Задание 1 –
Ответьте по отрывку об эпилоге «Войны и мира»:
(а) С чем Г. А. Ахметова сравнивает открытый конец эпилога?
(б) Что Наташа получает в подарок от мужа?
(в) Что пугает Николая в намерениях Пьера?

Отрывок текста –
....
ЭССЕИСТИКА И КРИТИКА
ЕЛЕНА НЕВЗГЛЯДОВА
Несколько соображений об эпилоге «Войны и мира»
Об эпопее «Война и мир» написано очень много, в частности и об эпилоге. Например, Я. А. Гордин пишет о неблагополучном конце романа, устремленном в будущее, о чем говорит «пророческий» сон Николеньки Болконского, а Г. А. Ахметова сравнивает открытый конец эпилога с Гомеровой «Илиадой». Мне хочется сказать о другом. В эпилоге романа рассказано о счастливых семьях — Безуховых и Ростовых.
Пьер после долгого отсутствия возвращается из Петербурга в Лысые Горы, где он гостит у Ростовых. Все этому рады, и взрослые, включая прислугу, и дети. Пьер раздает подарки: старой графине — футляр и чашку с изображением графа Ильи Андреевича, старушке Беловой, ее компаньонке, материю на платье и, конечно, подарки детям. Наташа получает от мужа золотой гребень с жемчугом, какие начинают входить в моду. «Зная, что Наташа для себя ничего не поручала, а для других поручала только тогда, когда он сам вызывался, он теперь находил неожиданное для самого себя детское удовольствие в этих покупках подарков для всего дома и ничего никогда не забывал».
Затем обе счастливые пары — Пьер и Наташа, Марья и Николай — соединяются в гостиной, где Пьер делится своими впечатлениями о поездке, о состоянии общественных дел в Петербурге. Пьер считает, что надо противостоять правительству и всем честным людям действовать сообща. Николай резко с этим не согласен. Его, верного присяге, пугает тайное общество, в которое готов вступить Пьер. Но за ужином все домочадцы вспоминают волнения войны 1812 года, воспоминания смягчают Николая, и родственники расходятся с самыми теплыми чувствами.
....
Содержимое набора данных –

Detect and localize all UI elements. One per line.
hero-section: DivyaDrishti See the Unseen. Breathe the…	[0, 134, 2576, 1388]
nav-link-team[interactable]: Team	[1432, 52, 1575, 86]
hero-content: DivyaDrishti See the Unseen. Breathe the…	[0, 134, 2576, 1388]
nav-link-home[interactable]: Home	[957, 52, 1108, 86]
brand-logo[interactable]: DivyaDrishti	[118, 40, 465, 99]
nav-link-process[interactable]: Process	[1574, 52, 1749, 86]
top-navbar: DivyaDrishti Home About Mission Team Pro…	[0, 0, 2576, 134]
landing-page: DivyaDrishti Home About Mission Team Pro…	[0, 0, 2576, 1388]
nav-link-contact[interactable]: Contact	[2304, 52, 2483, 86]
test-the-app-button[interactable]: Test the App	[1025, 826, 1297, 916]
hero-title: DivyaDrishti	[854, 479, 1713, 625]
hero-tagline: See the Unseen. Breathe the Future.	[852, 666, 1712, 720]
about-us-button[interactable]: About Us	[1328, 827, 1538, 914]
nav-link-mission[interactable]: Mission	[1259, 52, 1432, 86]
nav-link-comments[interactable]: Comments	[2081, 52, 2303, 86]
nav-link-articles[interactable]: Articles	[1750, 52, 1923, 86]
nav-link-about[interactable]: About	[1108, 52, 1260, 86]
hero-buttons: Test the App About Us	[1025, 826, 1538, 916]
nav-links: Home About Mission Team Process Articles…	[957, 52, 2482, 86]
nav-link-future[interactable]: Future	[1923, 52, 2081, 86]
....
Задание 2 – Перепишите без изменений строки данных от самого начала до строки с «hero-buttons: Test the» включительно.

Ответ 1 –
(а) С Гомеровой «Илиадой».
(б) Золотой гребень с жемчугом.
(в) Тайное общество, в которое готов вступить Пьер.

Ответ 2 –
Detect and localize all UI elements. One per line.
hero-section: DivyaDrishti See the Unseen. Breathe the…	[0, 134, 2576, 1388]
nav-link-team[interactable]: Team	[1432, 52, 1575, 86]
hero-content: DivyaDrishti See the Unseen. Breathe the…	[0, 134, 2576, 1388]
nav-link-home[interactable]: Home	[957, 52, 1108, 86]
brand-logo[interactable]: DivyaDrishti	[118, 40, 465, 99]
nav-link-process[interactable]: Process	[1574, 52, 1749, 86]
top-navbar: DivyaDrishti Home About Mission Team Pro…	[0, 0, 2576, 134]
landing-page: DivyaDrishti Home About Mission Team Pro…	[0, 0, 2576, 1388]
nav-link-contact[interactable]: Contact	[2304, 52, 2483, 86]
test-the-app-button[interactable]: Test the App	[1025, 826, 1297, 916]
hero-title: DivyaDrishti	[854, 479, 1713, 625]
hero-tagline: See the Unseen. Breathe the Future.	[852, 666, 1712, 720]
about-us-button[interactable]: About Us	[1328, 827, 1538, 914]
nav-link-mission[interactable]: Mission	[1259, 52, 1432, 86]
nav-link-comments[interactable]: Comments	[2081, 52, 2303, 86]
nav-link-articles[interactable]: Articles	[1750, 52, 1923, 86]
nav-link-about[interactable]: About	[1108, 52, 1260, 86]
hero-buttons: Test the App About Us	[1025, 826, 1538, 916]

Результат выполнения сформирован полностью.